#### RECORD SET ####

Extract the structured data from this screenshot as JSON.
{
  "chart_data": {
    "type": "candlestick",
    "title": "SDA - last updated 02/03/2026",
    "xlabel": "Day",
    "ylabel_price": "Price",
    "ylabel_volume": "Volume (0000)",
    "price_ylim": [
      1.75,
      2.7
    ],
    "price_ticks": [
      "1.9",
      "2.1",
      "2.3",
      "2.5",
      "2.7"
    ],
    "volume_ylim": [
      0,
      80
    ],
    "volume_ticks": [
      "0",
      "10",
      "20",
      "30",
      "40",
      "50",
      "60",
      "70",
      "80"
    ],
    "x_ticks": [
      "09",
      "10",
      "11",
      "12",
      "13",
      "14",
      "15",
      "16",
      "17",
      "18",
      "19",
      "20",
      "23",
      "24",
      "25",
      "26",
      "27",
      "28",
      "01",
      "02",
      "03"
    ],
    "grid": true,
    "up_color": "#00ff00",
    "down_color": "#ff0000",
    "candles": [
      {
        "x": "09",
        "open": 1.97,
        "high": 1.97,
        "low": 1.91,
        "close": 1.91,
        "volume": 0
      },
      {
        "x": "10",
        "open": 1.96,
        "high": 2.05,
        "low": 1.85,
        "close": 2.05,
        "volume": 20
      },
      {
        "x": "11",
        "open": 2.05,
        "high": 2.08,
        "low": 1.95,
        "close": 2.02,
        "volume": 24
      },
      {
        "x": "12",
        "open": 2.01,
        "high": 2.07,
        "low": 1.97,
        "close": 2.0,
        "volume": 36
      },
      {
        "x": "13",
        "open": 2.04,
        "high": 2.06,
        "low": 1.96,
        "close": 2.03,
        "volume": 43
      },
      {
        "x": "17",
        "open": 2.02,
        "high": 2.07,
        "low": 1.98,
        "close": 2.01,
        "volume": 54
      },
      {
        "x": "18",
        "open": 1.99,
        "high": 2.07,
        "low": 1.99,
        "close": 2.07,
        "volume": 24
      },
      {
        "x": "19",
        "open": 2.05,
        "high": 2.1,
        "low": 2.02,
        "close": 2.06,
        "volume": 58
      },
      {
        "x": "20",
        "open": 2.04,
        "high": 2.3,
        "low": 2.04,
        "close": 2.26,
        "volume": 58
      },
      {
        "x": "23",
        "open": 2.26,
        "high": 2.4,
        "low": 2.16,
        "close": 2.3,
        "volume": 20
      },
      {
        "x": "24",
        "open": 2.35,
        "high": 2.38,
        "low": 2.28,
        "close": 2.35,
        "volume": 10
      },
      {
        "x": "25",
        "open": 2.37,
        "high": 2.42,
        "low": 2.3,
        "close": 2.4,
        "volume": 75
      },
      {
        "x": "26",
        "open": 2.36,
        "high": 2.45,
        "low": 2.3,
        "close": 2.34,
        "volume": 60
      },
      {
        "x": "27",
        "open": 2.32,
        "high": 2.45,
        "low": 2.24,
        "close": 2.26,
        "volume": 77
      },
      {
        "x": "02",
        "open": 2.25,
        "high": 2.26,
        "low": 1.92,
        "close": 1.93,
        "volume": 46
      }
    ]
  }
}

####

TASK DESCRIPTION
Print out all the entries precisely as written.

OUTPUT OF THE EXERCISE
Extract the structured data from this screenshot as JSON.
{
  "chart_data": {
    "type": "candlestick",
    "title": "SDA - last updated 02/03/2026",
    "xlabel": "Day",
    "ylabel_price": "Price",
    "ylabel_volume": "Volume (0000)",
    "price_ylim": [
      1.75,
      2.7
    ],
    "price_ticks": [
      "1.9",
      "2.1",
      "2.3",
      "2.5",
      "2.7"
    ],
    "volume_ylim": [
      0,
      80
    ],
    "volume_ticks": [
      "0",
      "10",
      "20",
      "30",
      "40",
      "50",
      "60",
      "70",
      "80"
    ],
    "x_ticks": [
      "09",
      "10",
      "11",
      "12",
      "13",
      "14",
      "15",
      "16",
      "17",
      "18",
      "19",
      "20",
      "23",
      "24",
      "25",
      "26",
      "27",
      "28",
      "01",
      "02",
      "03"
    ],
    "grid": true,
    "up_color": "#00ff00",
    "down_color": "#ff0000",
    "candles": [
      {
        "x": "09",
        "open": 1.97,
        "high": 1.97,
        "low": 1.91,
        "close": 1.91,
        "volume": 0
      },
      {
        "x": "10",
        "open": 1.96,
        "high": 2.05,
        "low": 1.85,
        "close": 2.05,
        "volume": 20
      },
      {
        "x": "11",
        "open": 2.05,
        "high": 2.08,
        "low": 1.95,
        "close": 2.02,
        "volume": 24
      },
      {
        "x": "12",
        "open": 2.01,
        "high": 2.07,
        "low": 1.97,
        "close": 2.0,
        "volume": 36
      },
      {
        "x": "13",
        "open": 2.04,
        "high": 2.06,
        "low": 1.96,
        "close": 2.03,
        "volume": 43
      },
      {
        "x": "17",
        "open": 2.02,
        "high": 2.07,
        "low": 1.98,
        "close": 2.01,
        "volume": 54
      },
      {
        "x": "18",
        "open": 1.99,
        "high": 2.07,
        "low": 1.99,
        "close": 2.07,
        "volume": 24
      },
      {
        "x": "19",
        "open": 2.05,
        "high": 2.1,
        "low": 2.02,
        "close": 2.06,
        "volume": 58
      },
      {
        "x": "20",
        "open": 2.04,
        "high": 2.3,
        "low": 2.04,
        "close": 2.26,
        "volume": 58
      },
      {
        "x": "23",
        "open": 2.26,
        "high": 2.4,
        "low": 2.16,
        "close": 2.3,
        "volume": 20
      },
      {
        "x": "24",
        "open": 2.35,
        "high": 2.38,
        "low": 2.28,
        "close": 2.35,
        "volume": 10
      },
      {
        "x": "25",
        "open": 2.37,
        "high": 2.42,
        "low": 2.3,
        "close": 2.4,
        "volume": 75
      },
      {
        "x": "26",
        "open": 2.36,
        "high": 2.45,
        "low": 2.3,
        "close": 2.34,
        "volume": 60
      },
      {
        "x": "27",
        "open": 2.32,
        "high": 2.45,
        "low": 2.24,
        "close": 2.26,
        "volume": 77
      },
      {
        "x": "02",
        "open": 2.25,
        "high": 2.26,
        "low": 1.92,
        "close": 1.93,
        "volume": 46
      }
    ]
  }
}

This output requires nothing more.